__Supplied material__:

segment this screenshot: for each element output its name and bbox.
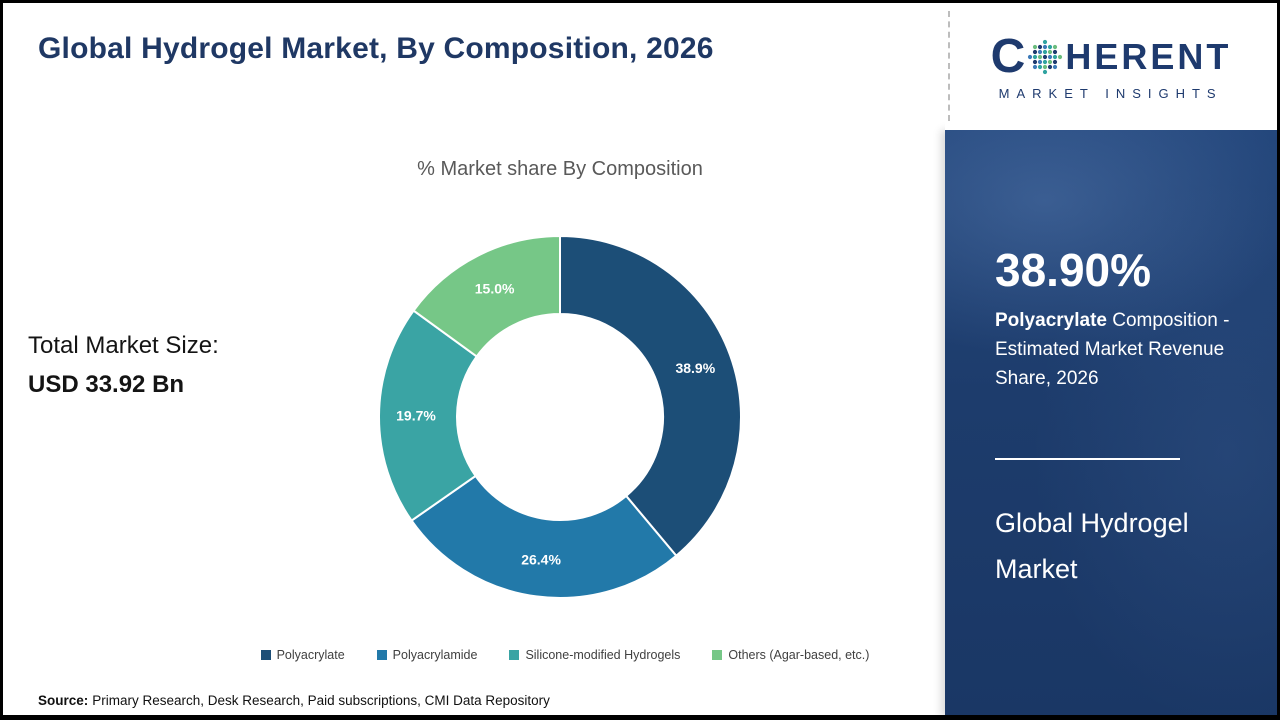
legend-swatch [260, 650, 271, 660]
total-market-value: USD 33.92 Bn [28, 371, 185, 398]
legend-label: Others (Agar-based, etc.) [728, 648, 870, 662]
slice-data-label: 15.0% [475, 281, 515, 297]
total-market-label: Total Market Size: [28, 332, 219, 359]
legend-item-polyacrylate: Polyacrylate [260, 648, 345, 662]
source-note: Source: Primary Research, Desk Research, … [38, 693, 550, 708]
slice-polyacrylate [559, 234, 742, 558]
slice-data-label: 19.7% [396, 408, 436, 424]
legend-item-silicone-modified-hydrogels: Silicone-modified Hydrogels [509, 648, 680, 662]
market-name: Global Hydrogel Market [995, 508, 1189, 584]
logo-word: HERENT [1065, 35, 1232, 77]
divider-line [995, 458, 1180, 460]
chart-legend: Polyacrylate Polyacrylamide Silicone-modif… [185, 648, 945, 662]
coherent-logo: C HERENT MARKET INSIGHTS [990, 29, 1232, 101]
legend-item-polyacrylamide: Polyacrylamide [376, 648, 478, 662]
donut-chart: 38.9% 26.4% 19.7% 15.0% [378, 234, 742, 599]
legend-swatch [712, 650, 723, 660]
legend-label: Silicone-modified Hydrogels [525, 648, 681, 662]
dashed-separator [948, 11, 950, 121]
source-label: Source: [38, 693, 89, 708]
slice-polyacrylamide [410, 474, 678, 599]
slice-data-label: 38.9% [675, 360, 715, 376]
page-title: Global Hydrogel Market, By Composition, … [38, 32, 714, 65]
highlight-panel: 38.90% Polyacrylate Composition - Estima… [945, 130, 1277, 717]
stat-description: Polyacrylate Composition - Estimated Mar… [995, 306, 1247, 393]
legend-item-others-agar-based-etc: Others (Agar-based, etc.) [712, 648, 869, 662]
globe-dots-icon [1028, 39, 1063, 74]
legend-label: Polyacrylate [276, 648, 345, 662]
slice-others-agar-based-etc [412, 234, 561, 358]
slice-data-label: 26.4% [521, 552, 561, 568]
stat-desc-bold: Polyacrylate [995, 310, 1107, 331]
brand-logo-area: C HERENT MARKET INSIGHTS [945, 3, 1277, 130]
logo-letter-c: C [990, 29, 1026, 83]
stat-desc-rest: Composition - Estimated Market Revenue S… [995, 310, 1230, 389]
stat-value: 38.90% [995, 244, 1152, 296]
total-market-size: Total Market Size: USD 33.92 Bn [28, 326, 219, 404]
chart-title: % Market share By Composition [417, 158, 703, 180]
legend-swatch [376, 650, 387, 660]
logo-wordmark: C HERENT [990, 29, 1232, 83]
source-text: Primary Research, Desk Research, Paid su… [92, 693, 550, 708]
logo-subtitle: MARKET INSIGHTS [998, 85, 1223, 101]
legend-label: Polyacrylamide [392, 648, 478, 662]
legend-swatch [509, 650, 520, 660]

__Instructions for the task__: Report how many lines in the items contain the word "total", with case counting. Give only the number.

__The completed task__: 3